Task statement: List each line of the data that holds the string "Talking", please.
=======
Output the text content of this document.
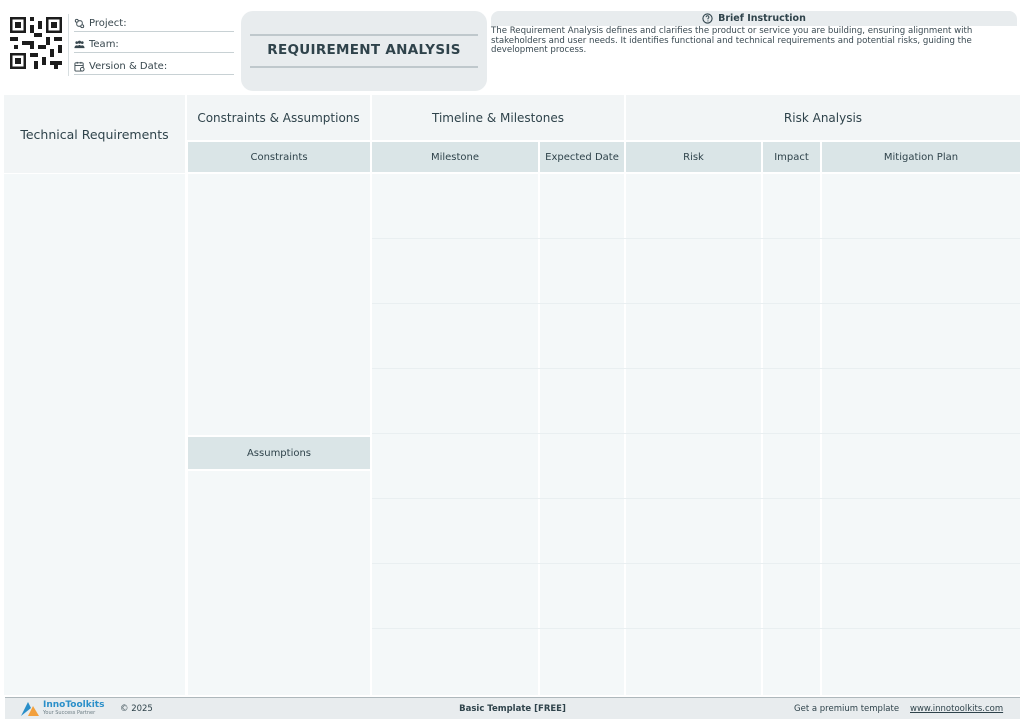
Project:
Team:
Version & Date:
REQUIREMENT ANALYSIS
Brief Instruction
The Requirement Analysis defines and clarifies the product or service you are building, ensuring alignment with stakeholders and user needs. It identifies functional and technical requirements and potential risks, guiding the development process.
Technical Requirements
Constraints & Assumptions	Timeline & Milestones	Risk Analysis
Constraints	Milestone	Expected Date	Risk	Impact	Mitigation Plan
Assumptions
InnoToolkits
Your Success Partner	© 2025	Basic Template [FREE]	Get a premium template www.innotoolkits.com
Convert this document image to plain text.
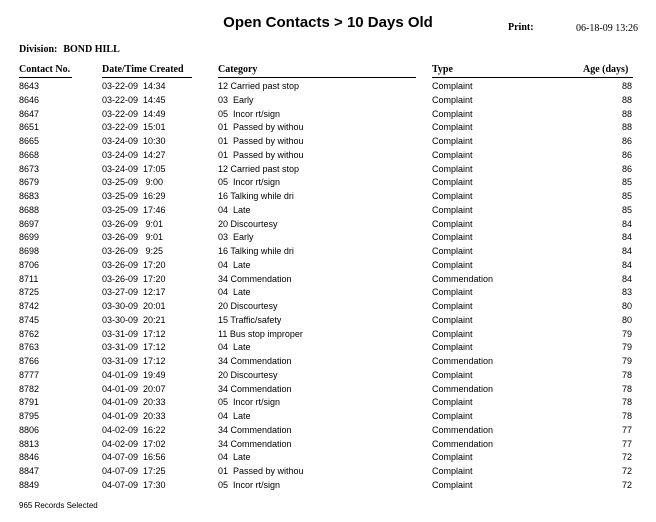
Open Contacts > 10 Days Old	Print:	06-18-09 13:26
Division: BOND HILL
Contact No.	Date/Time Created	Category	Type	Age (days)
8643	03-22-09  14:34	12 Carried past stop	Complaint	88
8646	03-22-09  14:45	03  Early	Complaint	88
8647	03-22-09  14:49	05  Incor rt/sign	Complaint	88
8651	03-22-09  15:01	01  Passed by withou	Complaint	88
8665	03-24-09  10:30	01  Passed by withou	Complaint	86
8668	03-24-09  14:27	01  Passed by withou	Complaint	86
8673	03-24-09  17:05	12 Carried past stop	Complaint	86
8679	03-25-09   9:00	05  Incor rt/sign	Complaint	85
8683	03-25-09  16:29	16 Talking while dri	Complaint	85
8688	03-25-09  17:46	04  Late	Complaint	85
8697	03-26-09   9:01	20 Discourtesy	Complaint	84
8699	03-26-09   9:01	03  Early	Complaint	84
8698	03-26-09   9:25	16 Talking while dri	Complaint	84
8706	03-26-09  17:20	04  Late	Complaint	84
8711	03-26-09  17:20	34 Commendation	Commendation	84
8725	03-27-09  12:17	04  Late	Complaint	83
8742	03-30-09  20:01	20 Discourtesy	Complaint	80
8745	03-30-09  20:21	15 Traffic/safety	Complaint	80
8762	03-31-09  17:12	11 Bus stop improper	Complaint	79
8763	03-31-09  17:12	04  Late	Complaint	79
8766	03-31-09  17:12	34 Commendation	Commendation	79
8777	04-01-09  19:49	20 Discourtesy	Complaint	78
8782	04-01-09  20:07	34 Commendation	Commendation	78
8791	04-01-09  20:33	05  Incor rt/sign	Complaint	78
8795	04-01-09  20:33	04  Late	Complaint	78
8806	04-02-09  16:22	34 Commendation	Commendation	77
8813	04-02-09  17:02	34 Commendation	Commendation	77
8846	04-07-09  16:56	04  Late	Complaint	72
8847	04-07-09  17:25	01  Passed by withou	Complaint	72
8849	04-07-09  17:30	05  Incor rt/sign	Complaint	72
965 Records Selected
=======
Result for this task:
8683	03-25-09  16:29	16 Talking while dri	Complaint	85
8698	03-26-09   9:25	16 Talking while dri	Complaint	84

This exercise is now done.